* Given records

=====

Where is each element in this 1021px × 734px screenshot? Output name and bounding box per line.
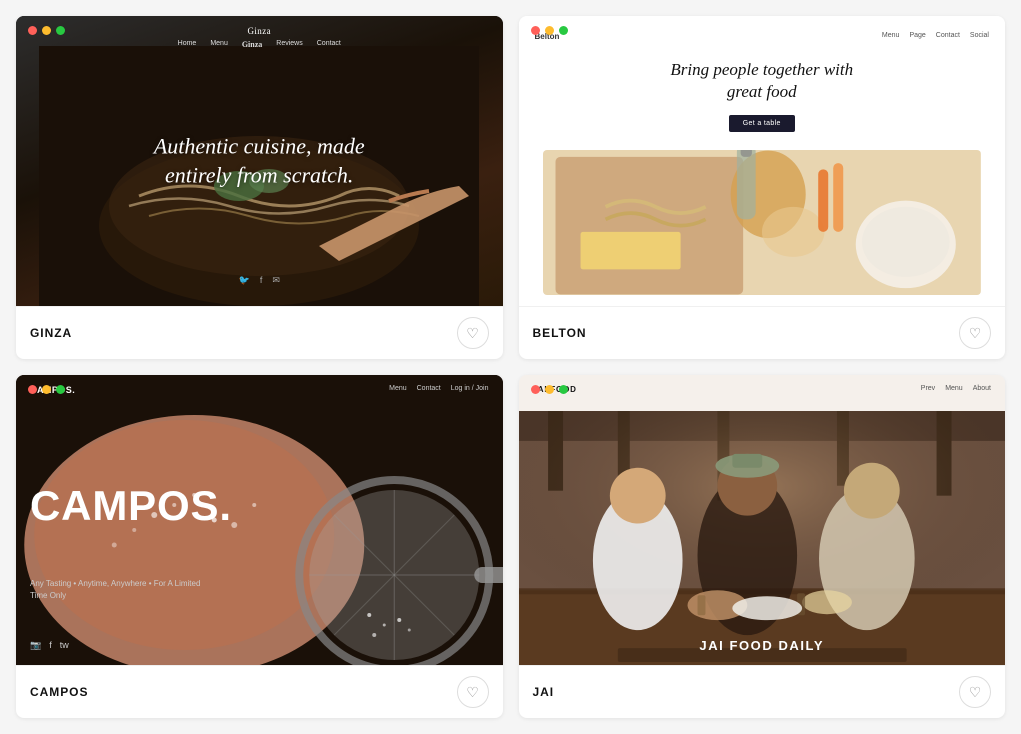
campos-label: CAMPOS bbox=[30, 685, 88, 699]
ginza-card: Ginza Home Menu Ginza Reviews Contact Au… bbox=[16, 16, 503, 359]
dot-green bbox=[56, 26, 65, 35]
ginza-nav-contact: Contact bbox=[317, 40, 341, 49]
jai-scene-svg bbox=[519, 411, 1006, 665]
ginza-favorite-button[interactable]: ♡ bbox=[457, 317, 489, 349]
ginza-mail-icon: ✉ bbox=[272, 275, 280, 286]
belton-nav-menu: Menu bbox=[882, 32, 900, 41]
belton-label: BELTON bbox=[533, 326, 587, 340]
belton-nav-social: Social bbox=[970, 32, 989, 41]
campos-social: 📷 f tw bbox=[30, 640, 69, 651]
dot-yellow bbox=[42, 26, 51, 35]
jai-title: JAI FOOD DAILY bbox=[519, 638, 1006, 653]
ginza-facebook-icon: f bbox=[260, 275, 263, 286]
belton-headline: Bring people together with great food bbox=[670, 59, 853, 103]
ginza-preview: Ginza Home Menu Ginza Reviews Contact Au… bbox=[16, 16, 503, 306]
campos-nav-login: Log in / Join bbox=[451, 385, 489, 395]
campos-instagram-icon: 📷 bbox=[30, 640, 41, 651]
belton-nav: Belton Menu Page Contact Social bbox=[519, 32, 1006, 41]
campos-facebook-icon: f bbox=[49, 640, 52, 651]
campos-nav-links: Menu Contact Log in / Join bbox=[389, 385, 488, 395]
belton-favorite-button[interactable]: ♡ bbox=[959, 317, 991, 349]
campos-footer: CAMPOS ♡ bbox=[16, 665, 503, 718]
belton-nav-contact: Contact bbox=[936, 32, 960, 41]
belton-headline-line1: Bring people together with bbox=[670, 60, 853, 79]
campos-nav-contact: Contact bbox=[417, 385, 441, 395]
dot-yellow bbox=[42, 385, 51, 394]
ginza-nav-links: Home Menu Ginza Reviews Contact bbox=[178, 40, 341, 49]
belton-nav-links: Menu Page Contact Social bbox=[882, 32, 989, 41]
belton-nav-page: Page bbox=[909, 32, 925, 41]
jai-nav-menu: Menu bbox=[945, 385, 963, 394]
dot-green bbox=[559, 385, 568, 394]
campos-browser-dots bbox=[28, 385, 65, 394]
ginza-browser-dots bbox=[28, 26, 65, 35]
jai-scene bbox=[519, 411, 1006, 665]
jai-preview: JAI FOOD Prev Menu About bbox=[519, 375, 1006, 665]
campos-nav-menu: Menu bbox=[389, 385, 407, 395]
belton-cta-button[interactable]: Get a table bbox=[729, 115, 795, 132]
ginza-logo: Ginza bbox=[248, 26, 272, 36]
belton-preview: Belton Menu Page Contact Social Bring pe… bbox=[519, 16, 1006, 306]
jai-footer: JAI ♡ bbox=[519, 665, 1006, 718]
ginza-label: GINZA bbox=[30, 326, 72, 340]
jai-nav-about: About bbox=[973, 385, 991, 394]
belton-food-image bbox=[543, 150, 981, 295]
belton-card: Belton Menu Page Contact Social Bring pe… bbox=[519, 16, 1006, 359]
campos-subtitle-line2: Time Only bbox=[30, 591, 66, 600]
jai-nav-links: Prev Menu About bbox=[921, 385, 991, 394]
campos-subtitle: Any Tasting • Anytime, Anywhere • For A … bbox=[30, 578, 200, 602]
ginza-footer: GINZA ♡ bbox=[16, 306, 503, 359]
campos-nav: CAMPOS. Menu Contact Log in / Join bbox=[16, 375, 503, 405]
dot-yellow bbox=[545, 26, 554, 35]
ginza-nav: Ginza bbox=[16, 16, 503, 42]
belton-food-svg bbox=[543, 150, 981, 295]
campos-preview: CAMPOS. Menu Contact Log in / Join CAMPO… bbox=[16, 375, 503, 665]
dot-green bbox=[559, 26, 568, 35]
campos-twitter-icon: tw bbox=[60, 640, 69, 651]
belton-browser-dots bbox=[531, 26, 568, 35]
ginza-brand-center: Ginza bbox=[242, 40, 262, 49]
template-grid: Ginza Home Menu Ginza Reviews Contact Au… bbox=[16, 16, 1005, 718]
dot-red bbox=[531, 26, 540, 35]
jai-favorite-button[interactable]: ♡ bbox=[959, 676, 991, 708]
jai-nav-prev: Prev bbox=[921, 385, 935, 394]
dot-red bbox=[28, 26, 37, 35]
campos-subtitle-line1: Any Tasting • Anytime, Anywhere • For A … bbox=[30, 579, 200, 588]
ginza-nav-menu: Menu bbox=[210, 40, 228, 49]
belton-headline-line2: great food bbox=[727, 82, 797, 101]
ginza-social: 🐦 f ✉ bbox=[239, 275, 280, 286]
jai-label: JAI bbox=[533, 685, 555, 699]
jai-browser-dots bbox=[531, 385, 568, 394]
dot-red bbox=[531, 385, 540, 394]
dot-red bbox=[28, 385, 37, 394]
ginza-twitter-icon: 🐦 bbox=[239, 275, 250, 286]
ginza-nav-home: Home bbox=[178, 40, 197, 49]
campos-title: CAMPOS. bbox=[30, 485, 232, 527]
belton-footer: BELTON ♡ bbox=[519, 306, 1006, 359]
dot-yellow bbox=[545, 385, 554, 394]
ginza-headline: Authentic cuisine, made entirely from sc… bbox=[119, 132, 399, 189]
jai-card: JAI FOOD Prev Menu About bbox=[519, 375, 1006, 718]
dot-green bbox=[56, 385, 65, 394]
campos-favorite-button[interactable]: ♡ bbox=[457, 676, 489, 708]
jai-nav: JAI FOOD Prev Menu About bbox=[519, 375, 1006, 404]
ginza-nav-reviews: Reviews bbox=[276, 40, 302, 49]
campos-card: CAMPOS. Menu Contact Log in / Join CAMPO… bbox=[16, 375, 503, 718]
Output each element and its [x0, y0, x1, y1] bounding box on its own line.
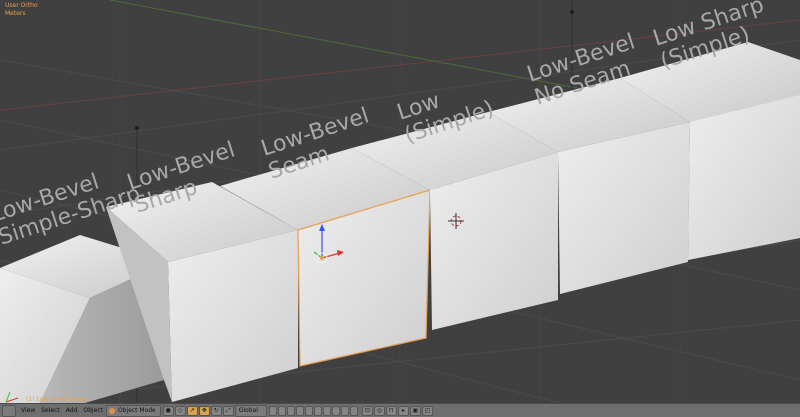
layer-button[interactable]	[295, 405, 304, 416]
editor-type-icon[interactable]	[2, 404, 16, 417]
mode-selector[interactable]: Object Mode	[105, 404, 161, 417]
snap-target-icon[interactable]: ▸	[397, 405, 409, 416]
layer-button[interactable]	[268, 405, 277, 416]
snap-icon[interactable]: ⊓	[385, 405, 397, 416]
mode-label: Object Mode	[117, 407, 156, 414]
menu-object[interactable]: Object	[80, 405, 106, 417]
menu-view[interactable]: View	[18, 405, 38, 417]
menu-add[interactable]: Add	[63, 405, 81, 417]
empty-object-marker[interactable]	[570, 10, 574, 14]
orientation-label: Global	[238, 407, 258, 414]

=====

* Problem requirements
Please copy all of the lines above exactly, leaving out the pictures.

* Response to this task
Where is each element in this 1021px × 734px screenshot? Output name and bounding box per line.
campos-label: CAMPOS bbox=[30, 685, 88, 699]
ginza-card: Ginza Home Menu Ginza Reviews Contact Au… bbox=[16, 16, 503, 359]
dot-green bbox=[56, 26, 65, 35]
ginza-nav-contact: Contact bbox=[317, 40, 341, 49]
jai-scene-svg bbox=[519, 411, 1006, 665]
ginza-favorite-button[interactable]: ♡ bbox=[457, 317, 489, 349]
ginza-mail-icon: ✉ bbox=[272, 275, 280, 286]
belton-nav-menu: Menu bbox=[882, 32, 900, 41]
belton-label: BELTON bbox=[533, 326, 587, 340]
belton-nav-social: Social bbox=[970, 32, 989, 41]
campos-social: 📷 f tw bbox=[30, 640, 69, 651]
dot-yellow bbox=[42, 26, 51, 35]
jai-title: JAI FOOD DAILY bbox=[519, 638, 1006, 653]
ginza-facebook-icon: f bbox=[260, 275, 263, 286]
belton-headline: Bring people together with great food bbox=[670, 59, 853, 103]
ginza-preview: Ginza Home Menu Ginza Reviews Contact Au… bbox=[16, 16, 503, 306]
campos-nav-login: Log in / Join bbox=[451, 385, 489, 395]
campos-instagram-icon: 📷 bbox=[30, 640, 41, 651]
belton-nav: Belton Menu Page Contact Social bbox=[519, 32, 1006, 41]
campos-facebook-icon: f bbox=[49, 640, 52, 651]
campos-nav-links: Menu Contact Log in / Join bbox=[389, 385, 488, 395]
belton-favorite-button[interactable]: ♡ bbox=[959, 317, 991, 349]
campos-footer: CAMPOS ♡ bbox=[16, 665, 503, 718]
belton-nav-contact: Contact bbox=[936, 32, 960, 41]
belton-headline-line1: Bring people together with bbox=[670, 60, 853, 79]
campos-nav-contact: Contact bbox=[417, 385, 441, 395]
dot-yellow bbox=[42, 385, 51, 394]
ginza-nav-links: Home Menu Ginza Reviews Contact bbox=[178, 40, 341, 49]
belton-nav-links: Menu Page Contact Social bbox=[882, 32, 989, 41]
belton-nav-page: Page bbox=[909, 32, 925, 41]
jai-nav-menu: Menu bbox=[945, 385, 963, 394]
dot-green bbox=[559, 385, 568, 394]
campos-browser-dots bbox=[28, 385, 65, 394]
ginza-browser-dots bbox=[28, 26, 65, 35]
jai-scene bbox=[519, 411, 1006, 665]
jai-preview: JAI FOOD Prev Menu About bbox=[519, 375, 1006, 665]
campos-nav-menu: Menu bbox=[389, 385, 407, 395]
belton-cta-button[interactable]: Get a table bbox=[729, 115, 795, 132]
ginza-logo: Ginza bbox=[248, 26, 272, 36]
belton-preview: Belton Menu Page Contact Social Bring pe… bbox=[519, 16, 1006, 306]
jai-footer: JAI ♡ bbox=[519, 665, 1006, 718]
ginza-label: GINZA bbox=[30, 326, 72, 340]
jai-nav-about: About bbox=[973, 385, 991, 394]
belton-food-image bbox=[543, 150, 981, 295]
belton-card: Belton Menu Page Contact Social Bring pe… bbox=[519, 16, 1006, 359]
campos-subtitle-line2: Time Only bbox=[30, 591, 66, 600]
jai-nav-links: Prev Menu About bbox=[921, 385, 991, 394]
campos-subtitle: Any Tasting • Anytime, Anywhere • For A … bbox=[30, 578, 200, 602]
ginza-footer: GINZA ♡ bbox=[16, 306, 503, 359]
campos-nav: CAMPOS. Menu Contact Log in / Join bbox=[16, 375, 503, 405]
dot-yellow bbox=[545, 26, 554, 35]
ginza-nav: Ginza bbox=[16, 16, 503, 42]
belton-food-svg bbox=[543, 150, 981, 295]
campos-preview: CAMPOS. Menu Contact Log in / Join CAMPO… bbox=[16, 375, 503, 665]
dot-green bbox=[559, 26, 568, 35]
campos-twitter-icon: tw bbox=[60, 640, 69, 651]
belton-browser-dots bbox=[531, 26, 568, 35]
ginza-brand-center: Ginza bbox=[242, 40, 262, 49]
template-grid: Ginza Home Menu Ginza Reviews Contact Au… bbox=[16, 16, 1005, 718]
dot-red bbox=[531, 26, 540, 35]
jai-favorite-button[interactable]: ♡ bbox=[959, 676, 991, 708]
jai-nav-prev: Prev bbox=[921, 385, 935, 394]
dot-red bbox=[28, 26, 37, 35]
campos-subtitle-line1: Any Tasting • Anytime, Anywhere • For A … bbox=[30, 579, 200, 588]
ginza-nav-menu: Menu bbox=[210, 40, 228, 49]
belton-headline-line2: great food bbox=[727, 82, 797, 101]
ginza-social: 🐦 f ✉ bbox=[239, 275, 280, 286]
jai-label: JAI bbox=[533, 685, 555, 699]
jai-browser-dots bbox=[531, 385, 568, 394]
dot-red bbox=[531, 385, 540, 394]
dot-red bbox=[28, 385, 37, 394]
ginza-twitter-icon: 🐦 bbox=[239, 275, 250, 286]
ginza-nav-home: Home bbox=[178, 40, 197, 49]
campos-title: CAMPOS. bbox=[30, 485, 232, 527]
belton-footer: BELTON ♡ bbox=[519, 306, 1006, 359]
dot-yellow bbox=[545, 385, 554, 394]
ginza-headline: Authentic cuisine, made entirely from sc… bbox=[119, 132, 399, 189]
jai-card: JAI FOOD Prev Menu About bbox=[519, 375, 1006, 718]
dot-green bbox=[56, 385, 65, 394]
campos-favorite-button[interactable]: ♡ bbox=[457, 676, 489, 708]
jai-nav: JAI FOOD Prev Menu About bbox=[519, 375, 1006, 404]
ginza-nav-reviews: Reviews bbox=[276, 40, 302, 49]
campos-card: CAMPOS. Menu Contact Log in / Join CAMPO… bbox=[16, 375, 503, 718]
Output each element and its [x0, y0, x1, y1] bounding box on its own line.
layer-button[interactable]	[295, 405, 304, 416]
editor-type-icon[interactable]	[2, 404, 16, 417]
mode-selector[interactable]: Object Mode	[105, 404, 161, 417]
snap-target-icon[interactable]: ▸	[397, 405, 409, 416]
layer-button[interactable]	[268, 405, 277, 416]
snap-icon[interactable]: ⊓	[385, 405, 397, 416]
mode-label: Object Mode	[117, 407, 156, 414]
menu-object[interactable]: Object	[80, 405, 106, 417]
menu-view[interactable]: View	[18, 405, 38, 417]
menu-add[interactable]: Add	[63, 405, 81, 417]
empty-object-marker[interactable]	[570, 10, 574, 14]
orientation-label: Global	[238, 407, 258, 414]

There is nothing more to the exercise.